======== ENTRIES PROVIDED
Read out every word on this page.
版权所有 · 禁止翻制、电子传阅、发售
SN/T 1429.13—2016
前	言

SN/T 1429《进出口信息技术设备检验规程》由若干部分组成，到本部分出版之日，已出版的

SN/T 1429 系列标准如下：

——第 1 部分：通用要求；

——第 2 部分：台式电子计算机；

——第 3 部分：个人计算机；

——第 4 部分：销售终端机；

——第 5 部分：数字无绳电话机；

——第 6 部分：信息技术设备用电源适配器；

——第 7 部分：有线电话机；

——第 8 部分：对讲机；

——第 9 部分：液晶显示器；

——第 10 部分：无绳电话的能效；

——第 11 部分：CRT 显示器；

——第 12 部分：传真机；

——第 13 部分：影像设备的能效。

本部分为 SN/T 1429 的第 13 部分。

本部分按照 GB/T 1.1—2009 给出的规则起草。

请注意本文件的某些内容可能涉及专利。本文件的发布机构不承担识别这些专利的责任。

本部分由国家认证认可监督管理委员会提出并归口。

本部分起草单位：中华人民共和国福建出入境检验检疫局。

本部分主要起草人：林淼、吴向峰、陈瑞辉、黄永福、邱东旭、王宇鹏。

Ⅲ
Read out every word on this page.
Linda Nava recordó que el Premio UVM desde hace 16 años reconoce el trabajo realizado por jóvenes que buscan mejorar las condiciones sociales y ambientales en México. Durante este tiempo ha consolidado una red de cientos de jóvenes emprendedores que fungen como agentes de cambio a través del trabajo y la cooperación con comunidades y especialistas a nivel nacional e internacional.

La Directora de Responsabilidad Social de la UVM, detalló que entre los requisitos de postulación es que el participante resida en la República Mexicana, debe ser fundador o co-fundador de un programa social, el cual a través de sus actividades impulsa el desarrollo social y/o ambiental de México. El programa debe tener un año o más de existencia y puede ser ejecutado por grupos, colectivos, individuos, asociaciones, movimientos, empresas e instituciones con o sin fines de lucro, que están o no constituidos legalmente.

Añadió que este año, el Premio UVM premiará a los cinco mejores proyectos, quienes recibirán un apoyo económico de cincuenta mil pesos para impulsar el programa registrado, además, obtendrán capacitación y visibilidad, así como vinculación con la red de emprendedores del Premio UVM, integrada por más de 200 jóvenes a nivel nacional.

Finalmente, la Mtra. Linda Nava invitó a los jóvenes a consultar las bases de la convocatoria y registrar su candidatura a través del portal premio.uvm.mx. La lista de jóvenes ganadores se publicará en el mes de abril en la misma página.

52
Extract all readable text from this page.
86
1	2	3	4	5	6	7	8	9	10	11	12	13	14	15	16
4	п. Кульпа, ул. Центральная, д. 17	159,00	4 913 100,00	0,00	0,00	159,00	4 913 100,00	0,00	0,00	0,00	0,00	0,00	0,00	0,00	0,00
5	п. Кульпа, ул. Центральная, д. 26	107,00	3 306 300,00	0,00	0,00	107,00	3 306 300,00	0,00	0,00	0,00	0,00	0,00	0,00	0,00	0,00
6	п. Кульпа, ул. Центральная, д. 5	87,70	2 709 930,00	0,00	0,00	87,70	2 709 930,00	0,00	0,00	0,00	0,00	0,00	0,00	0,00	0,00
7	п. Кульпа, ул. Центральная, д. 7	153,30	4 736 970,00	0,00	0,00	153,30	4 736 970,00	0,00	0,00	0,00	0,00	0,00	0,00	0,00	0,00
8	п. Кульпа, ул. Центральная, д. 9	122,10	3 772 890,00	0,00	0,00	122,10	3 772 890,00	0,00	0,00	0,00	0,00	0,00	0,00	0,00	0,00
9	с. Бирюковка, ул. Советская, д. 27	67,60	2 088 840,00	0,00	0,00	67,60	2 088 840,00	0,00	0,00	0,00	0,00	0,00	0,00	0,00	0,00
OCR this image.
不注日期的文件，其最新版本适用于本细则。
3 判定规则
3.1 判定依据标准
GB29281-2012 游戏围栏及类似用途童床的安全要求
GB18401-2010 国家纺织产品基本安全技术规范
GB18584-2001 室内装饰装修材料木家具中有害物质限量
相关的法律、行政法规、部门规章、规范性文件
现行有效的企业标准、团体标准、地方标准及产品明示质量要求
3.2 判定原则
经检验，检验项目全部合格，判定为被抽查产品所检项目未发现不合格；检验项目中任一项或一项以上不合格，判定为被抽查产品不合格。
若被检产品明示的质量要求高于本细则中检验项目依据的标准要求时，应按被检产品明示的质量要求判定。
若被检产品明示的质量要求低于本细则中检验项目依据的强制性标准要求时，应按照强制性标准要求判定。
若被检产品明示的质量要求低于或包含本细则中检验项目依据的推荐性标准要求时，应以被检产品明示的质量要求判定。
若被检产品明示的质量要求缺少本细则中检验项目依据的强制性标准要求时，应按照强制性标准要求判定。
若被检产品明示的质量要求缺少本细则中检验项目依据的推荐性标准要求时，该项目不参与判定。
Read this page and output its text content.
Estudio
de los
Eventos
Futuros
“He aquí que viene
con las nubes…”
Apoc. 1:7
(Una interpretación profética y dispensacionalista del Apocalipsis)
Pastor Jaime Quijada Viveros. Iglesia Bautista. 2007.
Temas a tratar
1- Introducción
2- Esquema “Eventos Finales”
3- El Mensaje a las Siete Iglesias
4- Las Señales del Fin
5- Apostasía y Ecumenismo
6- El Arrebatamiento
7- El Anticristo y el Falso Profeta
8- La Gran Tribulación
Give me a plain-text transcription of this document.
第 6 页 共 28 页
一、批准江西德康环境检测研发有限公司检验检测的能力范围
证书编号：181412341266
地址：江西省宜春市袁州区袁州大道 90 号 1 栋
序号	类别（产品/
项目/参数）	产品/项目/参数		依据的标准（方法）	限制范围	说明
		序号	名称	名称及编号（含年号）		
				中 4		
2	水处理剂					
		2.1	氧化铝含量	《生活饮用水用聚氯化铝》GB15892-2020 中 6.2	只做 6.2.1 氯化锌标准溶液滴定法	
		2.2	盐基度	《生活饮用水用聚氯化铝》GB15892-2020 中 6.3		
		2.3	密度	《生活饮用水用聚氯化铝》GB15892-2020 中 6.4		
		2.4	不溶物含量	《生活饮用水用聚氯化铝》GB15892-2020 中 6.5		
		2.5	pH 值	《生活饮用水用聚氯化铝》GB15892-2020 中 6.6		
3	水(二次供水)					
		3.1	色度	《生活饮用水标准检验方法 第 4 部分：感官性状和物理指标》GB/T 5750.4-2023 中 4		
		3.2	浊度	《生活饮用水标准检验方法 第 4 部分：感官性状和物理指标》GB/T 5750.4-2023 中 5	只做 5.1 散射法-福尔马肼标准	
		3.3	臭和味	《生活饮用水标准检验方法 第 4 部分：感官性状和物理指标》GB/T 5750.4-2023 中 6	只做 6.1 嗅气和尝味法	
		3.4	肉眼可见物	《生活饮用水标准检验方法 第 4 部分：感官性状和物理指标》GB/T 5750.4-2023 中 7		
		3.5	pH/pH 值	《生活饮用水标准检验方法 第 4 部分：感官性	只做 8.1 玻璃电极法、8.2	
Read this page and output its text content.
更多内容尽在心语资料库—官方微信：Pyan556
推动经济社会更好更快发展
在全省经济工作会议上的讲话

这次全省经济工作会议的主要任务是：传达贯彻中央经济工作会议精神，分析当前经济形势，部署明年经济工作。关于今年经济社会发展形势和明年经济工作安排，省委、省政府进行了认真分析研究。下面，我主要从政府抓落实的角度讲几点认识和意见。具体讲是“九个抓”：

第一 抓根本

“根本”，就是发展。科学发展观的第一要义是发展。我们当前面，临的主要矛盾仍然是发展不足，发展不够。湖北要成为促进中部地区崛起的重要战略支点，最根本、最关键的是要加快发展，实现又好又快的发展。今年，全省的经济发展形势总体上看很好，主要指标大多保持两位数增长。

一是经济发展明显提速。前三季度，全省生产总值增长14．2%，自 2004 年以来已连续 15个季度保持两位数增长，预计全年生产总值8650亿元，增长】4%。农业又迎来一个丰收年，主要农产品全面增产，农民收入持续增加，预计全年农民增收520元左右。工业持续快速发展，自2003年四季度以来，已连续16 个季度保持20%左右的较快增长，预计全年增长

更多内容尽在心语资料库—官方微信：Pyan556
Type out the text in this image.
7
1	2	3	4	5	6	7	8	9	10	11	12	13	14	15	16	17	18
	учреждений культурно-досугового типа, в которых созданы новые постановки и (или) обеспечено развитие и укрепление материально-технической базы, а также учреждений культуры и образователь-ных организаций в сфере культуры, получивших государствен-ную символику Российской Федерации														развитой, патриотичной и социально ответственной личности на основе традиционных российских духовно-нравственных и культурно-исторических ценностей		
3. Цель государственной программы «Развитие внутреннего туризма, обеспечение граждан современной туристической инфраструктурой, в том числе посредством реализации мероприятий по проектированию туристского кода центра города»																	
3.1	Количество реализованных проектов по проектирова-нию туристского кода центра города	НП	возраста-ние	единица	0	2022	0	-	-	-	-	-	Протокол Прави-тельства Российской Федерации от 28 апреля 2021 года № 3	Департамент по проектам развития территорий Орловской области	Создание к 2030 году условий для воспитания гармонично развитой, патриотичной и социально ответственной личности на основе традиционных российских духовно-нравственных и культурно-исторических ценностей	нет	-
================
WHAT THE TASK REQUIRES: Collect, from the material above, every line containing the word "ответственной".

RESULT:
	учреждений культурно-досугового типа, в которых созданы новые постановки и (или) обеспечено развитие и укрепление материально-технической базы, а также учреждений культуры и образователь-ных организаций в сфере культуры, получивших государствен-ную символику Российской Федерации														развитой, патриотичной и социально ответственной личности на основе традиционных российских духовно-нравственных и культурно-исторических ценностей		
3.1	Количество реализованных проектов по проектирова-нию туристского кода центра города	НП	возраста-ние	единица	0	2022	0	-	-	-	-	-	Протокол Прави-тельства Российской Федерации от 28 апреля 2021 года № 3	Департамент по проектам развития территорий Орловской области	Создание к 2030 году условий для воспитания гармонично развитой, патриотичной и социально ответственной личности на основе традиционных российских духовно-нравственных и культурно-исторических ценностей	нет	-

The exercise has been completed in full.